#### [YOUR INSTRUCTIONS]
Answer with a single number: the count of lines that hold "土地革命战争时期在革命根据地实行".

#### [MATERIAL SHOWN]
▬▬▬▬▬▬▬▬▬▬

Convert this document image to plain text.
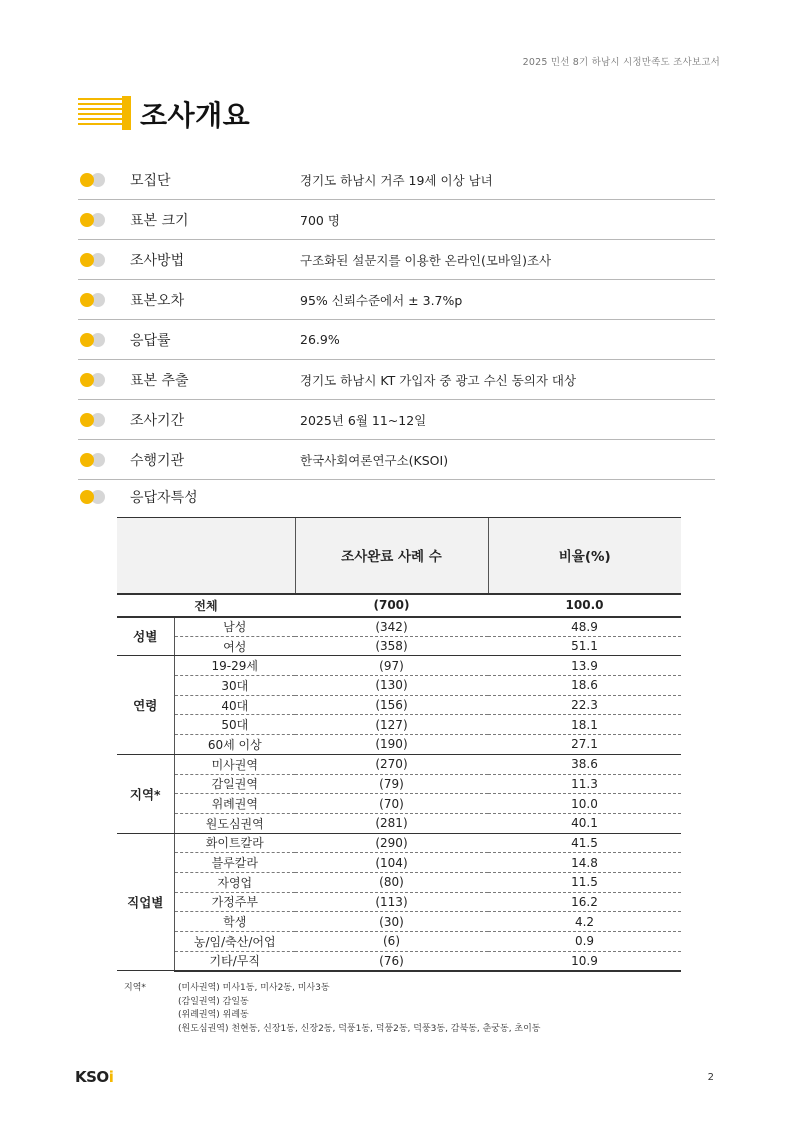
2025 민선 8기 하남시 시정만족도 조사보고서
조사개요
모집단	경기도 하남시 거주 19세 이상 남녀
표본 크기	700 명
조사방법	구조화된 설문지를 이용한 온라인(모바일)조사
표본오차	95% 신뢰수준에서 ± 3.7%p
응답률	26.9%
표본 추출	경기도 하남시 KT 가입자 중 광고 수신 동의자 대상
조사기간	2025년 6월 11~12일
수행기관	한국사회여론연구소(KSOI)
응답자특성
		조사완료 사례 수	비율(%)
전체		(700)	100.0
성별	남성	(342)	48.9
	여성	(358)	51.1
연령	19-29세	(97)	13.9
	30대	(130)	18.6
	40대	(156)	22.3
	50대	(127)	18.1
	60세 이상	(190)	27.1
지역*	미사권역	(270)	38.6
	감일권역	(79)	11.3
	위례권역	(70)	10.0
	원도심권역	(281)	40.1
직업별	화이트칼라	(290)	41.5
	블루칼라	(104)	14.8
	자영업	(80)	11.5
	가정주부	(113)	16.2
	학생	(30)	4.2
	농/임/축산/어업	(6)	0.9
	기타/무직	(76)	10.9
지역*	(미사권역) 미사1동, 미사2동, 미사3동
(감일권역) 감일동
(위례권역) 위례동
(원도심권역) 천현동, 신장1동, 신장2동, 덕풍1동, 덕풍2동, 덕풍3동, 감북동, 춘궁동, 초이동
KSOi	2
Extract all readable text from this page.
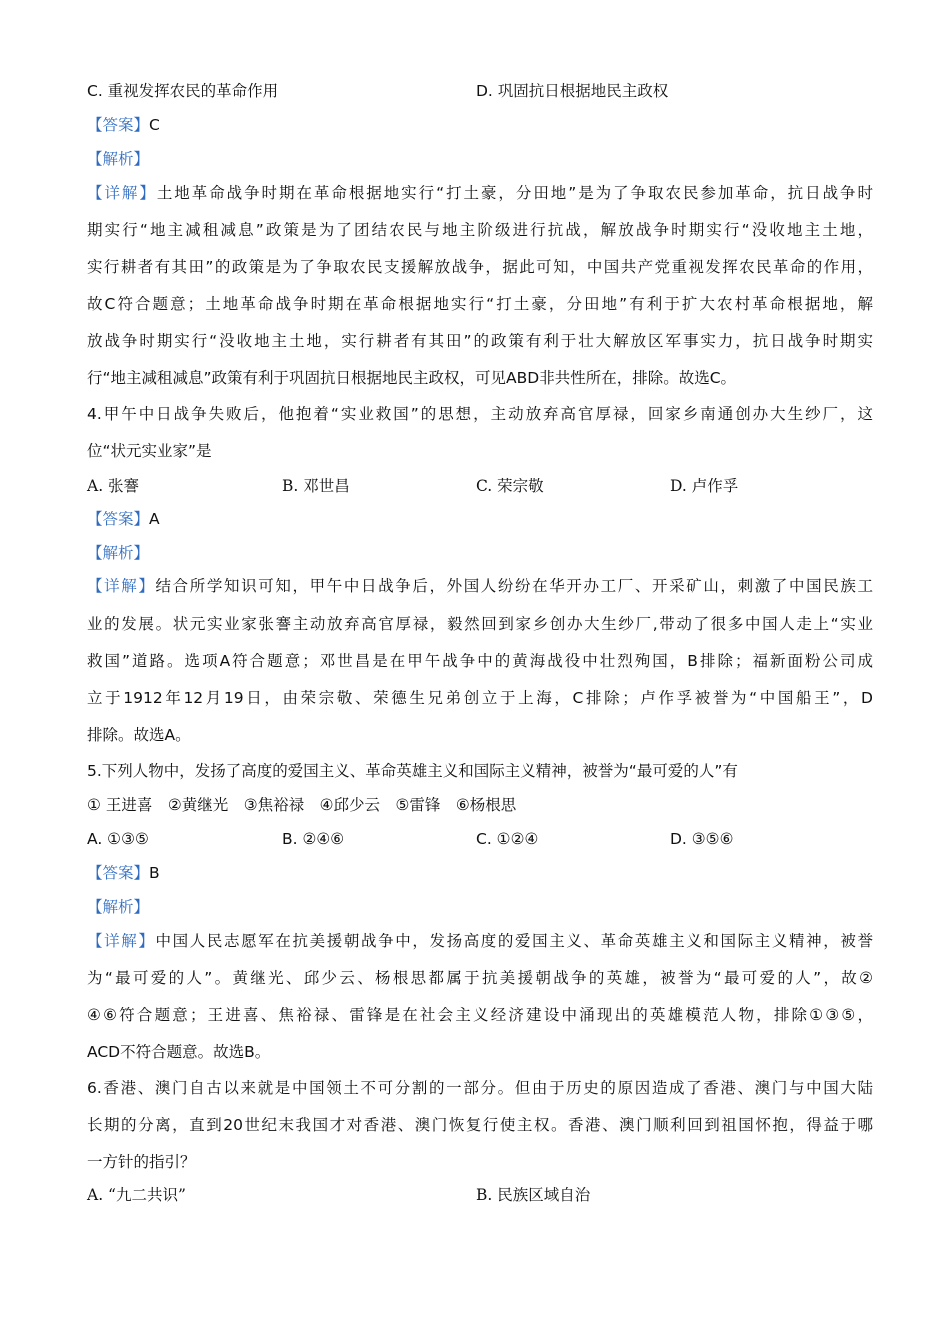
C. 重视发挥农民的革命作用	D. 巩固抗日根据地民主政权
【答案】C
【解析】
【详解】土地革命战争时期在革命根据地实行“打土豪，分田地”是为了争取农民参加革命，抗日战争时
期实行“地主减租减息”政策是为了团结农民与地主阶级进行抗战，解放战争时期实行“没收地主土地，
实行耕者有其田”的政策是为了争取农民支援解放战争，据此可知，中国共产党重视发挥农民革命的作用，
故C符合题意；土地革命战争时期在革命根据地实行“打土豪，分田地”有利于扩大农村革命根据地，解
放战争时期实行“没收地主土地，实行耕者有其田”的政策有利于壮大解放区军事实力，抗日战争时期实
行“地主减租减息”政策有利于巩固抗日根据地民主政权，可见ABD非共性所在，排除。故选C。
4.甲午中日战争失败后，他抱着“实业救国”的思想，主动放弃高官厚禄，回家乡南通创办大生纱厂，这
位“状元实业家”是
A. 张謇	B. 邓世昌	C. 荣宗敬	D. 卢作孚
【答案】A
【解析】
【详解】结合所学知识可知，甲午中日战争后，外国人纷纷在华开办工厂、开采矿山，刺激了中国民族工
业的发展。状元实业家张謇主动放弃高官厚禄，毅然回到家乡创办大生纱厂,带动了很多中国人走上“实业
救国”道路。选项A符合题意；邓世昌是在甲午战争中的黄海战役中壮烈殉国，B排除；福新面粉公司成
立于1912年12月19日，由荣宗敬、荣德生兄弟创立于上海，C排除；卢作孚被誉为“中国船王”，D
排除。故选A。
5.下列人物中，发扬了高度的爱国主义、革命英雄主义和国际主义精神，被誉为“最可爱的人”有
① 王进喜　②黄继光　③焦裕禄　④邱少云　⑤雷锋　⑥杨根思
A. ①③⑤	B. ②④⑥	C. ①②④	D. ③⑤⑥
【答案】B
【解析】
【详解】中国人民志愿军在抗美援朝战争中，发扬高度的爱国主义、革命英雄主义和国际主义精神，被誉
为“最可爱的人”。黄继光、邱少云、杨根思都属于抗美援朝战争的英雄，被誉为“最可爱的人”，故②
④⑥符合题意；王进喜、焦裕禄、雷锋是在社会主义经济建设中涌现出的英雄模范人物，排除①③⑤，
ACD不符合题意。故选B。
6.香港、澳门自古以来就是中国领土不可分割的一部分。但由于历史的原因造成了香港、澳门与中国大陆
长期的分离，直到20世纪末我国才对香港、澳门恢复行使主权。香港、澳门顺利回到祖国怀抱，得益于哪
一方针的指引？
A. “九二共识”	B. 民族区域自治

▬▬▬▬▬▬▬▬▬▬

#### [WRITTEN SOLUTION]
2